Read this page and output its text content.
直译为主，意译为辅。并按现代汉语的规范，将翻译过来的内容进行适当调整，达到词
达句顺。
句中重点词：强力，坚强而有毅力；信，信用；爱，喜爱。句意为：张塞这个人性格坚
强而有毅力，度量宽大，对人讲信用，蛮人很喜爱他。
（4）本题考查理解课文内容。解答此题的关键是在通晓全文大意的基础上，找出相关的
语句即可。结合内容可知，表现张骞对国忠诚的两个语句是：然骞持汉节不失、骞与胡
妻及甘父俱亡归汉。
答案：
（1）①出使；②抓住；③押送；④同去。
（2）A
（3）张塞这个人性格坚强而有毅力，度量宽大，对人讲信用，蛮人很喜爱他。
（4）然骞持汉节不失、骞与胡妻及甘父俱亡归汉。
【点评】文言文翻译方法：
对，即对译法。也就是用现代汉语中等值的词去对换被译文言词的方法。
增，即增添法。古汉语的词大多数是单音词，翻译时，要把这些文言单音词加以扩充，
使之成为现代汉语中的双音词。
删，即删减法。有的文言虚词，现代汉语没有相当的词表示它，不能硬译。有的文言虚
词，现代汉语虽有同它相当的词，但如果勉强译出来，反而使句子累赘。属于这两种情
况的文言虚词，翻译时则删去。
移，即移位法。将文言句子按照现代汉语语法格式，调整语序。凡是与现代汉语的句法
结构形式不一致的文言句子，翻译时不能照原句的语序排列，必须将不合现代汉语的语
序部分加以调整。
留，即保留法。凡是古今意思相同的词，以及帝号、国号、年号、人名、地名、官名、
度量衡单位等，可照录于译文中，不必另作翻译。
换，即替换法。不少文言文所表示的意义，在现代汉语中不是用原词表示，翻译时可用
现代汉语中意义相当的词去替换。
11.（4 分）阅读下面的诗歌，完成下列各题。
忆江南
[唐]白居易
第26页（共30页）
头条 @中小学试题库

________________________

From the listing above, reproduce all the lines exactly.

Read this page and output its text content.
直译为主，意译为辅。并按现代汉语的规范，将翻译过来的内容进行适当调整，达到词
达句顺。
句中重点词：强力，坚强而有毅力；信，信用；爱，喜爱。句意为：张塞这个人性格坚
强而有毅力，度量宽大，对人讲信用，蛮人很喜爱他。
（4）本题考查理解课文内容。解答此题的关键是在通晓全文大意的基础上，找出相关的
语句即可。结合内容可知，表现张骞对国忠诚的两个语句是：然骞持汉节不失、骞与胡
妻及甘父俱亡归汉。
答案：
（1）①出使；②抓住；③押送；④同去。
（2）A
（3）张塞这个人性格坚强而有毅力，度量宽大，对人讲信用，蛮人很喜爱他。
（4）然骞持汉节不失、骞与胡妻及甘父俱亡归汉。
【点评】文言文翻译方法：
对，即对译法。也就是用现代汉语中等值的词去对换被译文言词的方法。
增，即增添法。古汉语的词大多数是单音词，翻译时，要把这些文言单音词加以扩充，
使之成为现代汉语中的双音词。
删，即删减法。有的文言虚词，现代汉语没有相当的词表示它，不能硬译。有的文言虚
词，现代汉语虽有同它相当的词，但如果勉强译出来，反而使句子累赘。属于这两种情
况的文言虚词，翻译时则删去。
移，即移位法。将文言句子按照现代汉语语法格式，调整语序。凡是与现代汉语的句法
结构形式不一致的文言句子，翻译时不能照原句的语序排列，必须将不合现代汉语的语
序部分加以调整。
留，即保留法。凡是古今意思相同的词，以及帝号、国号、年号、人名、地名、官名、
度量衡单位等，可照录于译文中，不必另作翻译。
换，即替换法。不少文言文所表示的意义，在现代汉语中不是用原词表示，翻译时可用
现代汉语中意义相当的词去替换。
11.（4 分）阅读下面的诗歌，完成下列各题。
忆江南
[唐]白居易
第26页（共30页）
头条 @中小学试题库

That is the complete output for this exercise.